YOUR INSTRUCTIONS
Would you return the complete listing below word for word?

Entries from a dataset
** start **

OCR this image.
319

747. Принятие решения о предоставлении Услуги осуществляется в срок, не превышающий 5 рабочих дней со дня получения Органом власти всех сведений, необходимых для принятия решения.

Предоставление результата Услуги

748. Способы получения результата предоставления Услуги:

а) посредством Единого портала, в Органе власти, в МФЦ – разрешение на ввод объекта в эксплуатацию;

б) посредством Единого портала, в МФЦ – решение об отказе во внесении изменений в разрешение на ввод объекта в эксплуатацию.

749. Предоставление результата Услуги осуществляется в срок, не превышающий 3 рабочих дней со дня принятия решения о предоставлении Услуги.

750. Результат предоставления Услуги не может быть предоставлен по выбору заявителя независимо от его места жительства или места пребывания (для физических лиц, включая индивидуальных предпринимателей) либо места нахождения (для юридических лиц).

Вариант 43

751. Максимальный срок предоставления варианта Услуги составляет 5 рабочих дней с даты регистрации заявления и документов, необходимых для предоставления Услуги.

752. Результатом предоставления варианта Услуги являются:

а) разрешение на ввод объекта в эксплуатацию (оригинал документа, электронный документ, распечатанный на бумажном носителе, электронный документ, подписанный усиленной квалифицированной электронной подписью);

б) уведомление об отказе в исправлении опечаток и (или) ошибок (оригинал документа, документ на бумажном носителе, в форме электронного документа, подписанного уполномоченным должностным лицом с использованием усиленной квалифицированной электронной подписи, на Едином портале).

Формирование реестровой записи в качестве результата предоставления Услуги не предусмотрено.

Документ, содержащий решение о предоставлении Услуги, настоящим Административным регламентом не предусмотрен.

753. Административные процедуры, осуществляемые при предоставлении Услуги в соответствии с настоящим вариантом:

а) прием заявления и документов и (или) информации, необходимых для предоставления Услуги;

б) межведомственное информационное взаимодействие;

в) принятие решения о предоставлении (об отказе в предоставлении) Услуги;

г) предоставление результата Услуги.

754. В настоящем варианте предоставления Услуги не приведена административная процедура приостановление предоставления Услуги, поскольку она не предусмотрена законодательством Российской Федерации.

** end **

PROBLEM SOLUTION
OCR this image.
319

747. Принятие решения о предоставлении Услуги осуществляется в срок, не превышающий 5 рабочих дней со дня получения Органом власти всех сведений, необходимых для принятия решения.

Предоставление результата Услуги

748. Способы получения результата предоставления Услуги:

а) посредством Единого портала, в Органе власти, в МФЦ – разрешение на ввод объекта в эксплуатацию;

б) посредством Единого портала, в МФЦ – решение об отказе во внесении изменений в разрешение на ввод объекта в эксплуатацию.

749. Предоставление результата Услуги осуществляется в срок, не превышающий 3 рабочих дней со дня принятия решения о предоставлении Услуги.

750. Результат предоставления Услуги не может быть предоставлен по выбору заявителя независимо от его места жительства или места пребывания (для физических лиц, включая индивидуальных предпринимателей) либо места нахождения (для юридических лиц).

Вариант 43

751. Максимальный срок предоставления варианта Услуги составляет 5 рабочих дней с даты регистрации заявления и документов, необходимых для предоставления Услуги.

752. Результатом предоставления варианта Услуги являются:

а) разрешение на ввод объекта в эксплуатацию (оригинал документа, электронный документ, распечатанный на бумажном носителе, электронный документ, подписанный усиленной квалифицированной электронной подписью);

б) уведомление об отказе в исправлении опечаток и (или) ошибок (оригинал документа, документ на бумажном носителе, в форме электронного документа, подписанного уполномоченным должностным лицом с использованием усиленной квалифицированной электронной подписи, на Едином портале).

Формирование реестровой записи в качестве результата предоставления Услуги не предусмотрено.

Документ, содержащий решение о предоставлении Услуги, настоящим Административным регламентом не предусмотрен.

753. Административные процедуры, осуществляемые при предоставлении Услуги в соответствии с настоящим вариантом:

а) прием заявления и документов и (или) информации, необходимых для предоставления Услуги;

б) межведомственное информационное взаимодействие;

в) принятие решения о предоставлении (об отказе в предоставлении) Услуги;

г) предоставление результата Услуги.

754. В настоящем варианте предоставления Услуги не приведена административная процедура приостановление предоставления Услуги, поскольку она не предусмотрена законодательством Российской Федерации.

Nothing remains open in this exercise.